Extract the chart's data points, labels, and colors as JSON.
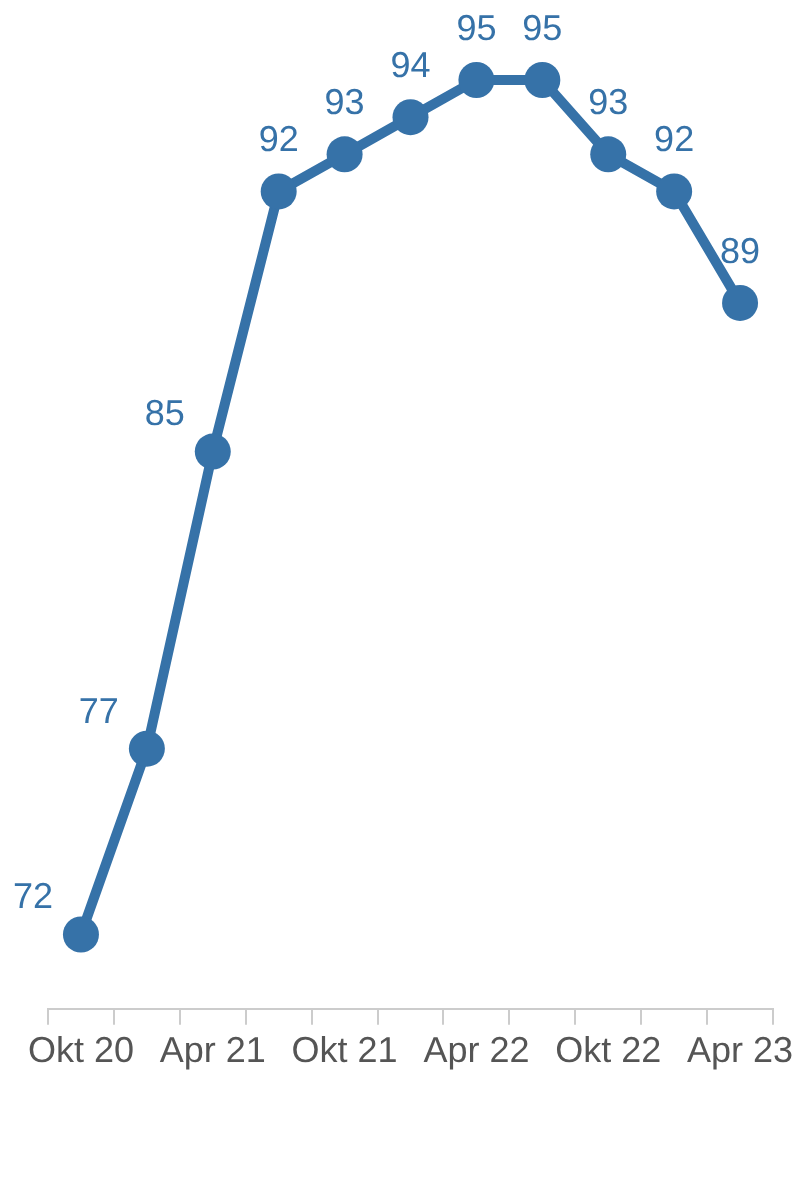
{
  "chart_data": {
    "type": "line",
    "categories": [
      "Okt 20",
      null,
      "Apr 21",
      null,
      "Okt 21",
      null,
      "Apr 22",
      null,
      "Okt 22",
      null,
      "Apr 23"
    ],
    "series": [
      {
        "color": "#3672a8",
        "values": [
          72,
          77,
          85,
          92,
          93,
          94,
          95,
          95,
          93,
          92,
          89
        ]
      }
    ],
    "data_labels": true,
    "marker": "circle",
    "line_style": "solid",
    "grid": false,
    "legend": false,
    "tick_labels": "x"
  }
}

☆ ☆ ☆

Aim:
Output an exact copy of the material, with the pictures removed.

Full answer:
Extract the chart's data points, labels, and colors as JSON.
{
  "chart_data": {
    "type": "line",
    "categories": [
      "Okt 20",
      null,
      "Apr 21",
      null,
      "Okt 21",
      null,
      "Apr 22",
      null,
      "Okt 22",
      null,
      "Apr 23"
    ],
    "series": [
      {
        "color": "#3672a8",
        "values": [
          72,
          77,
          85,
          92,
          93,
          94,
          95,
          95,
          93,
          92,
          89
        ]
      }
    ],
    "data_labels": true,
    "marker": "circle",
    "line_style": "solid",
    "grid": false,
    "legend": false,
    "tick_labels": "x"
  }
}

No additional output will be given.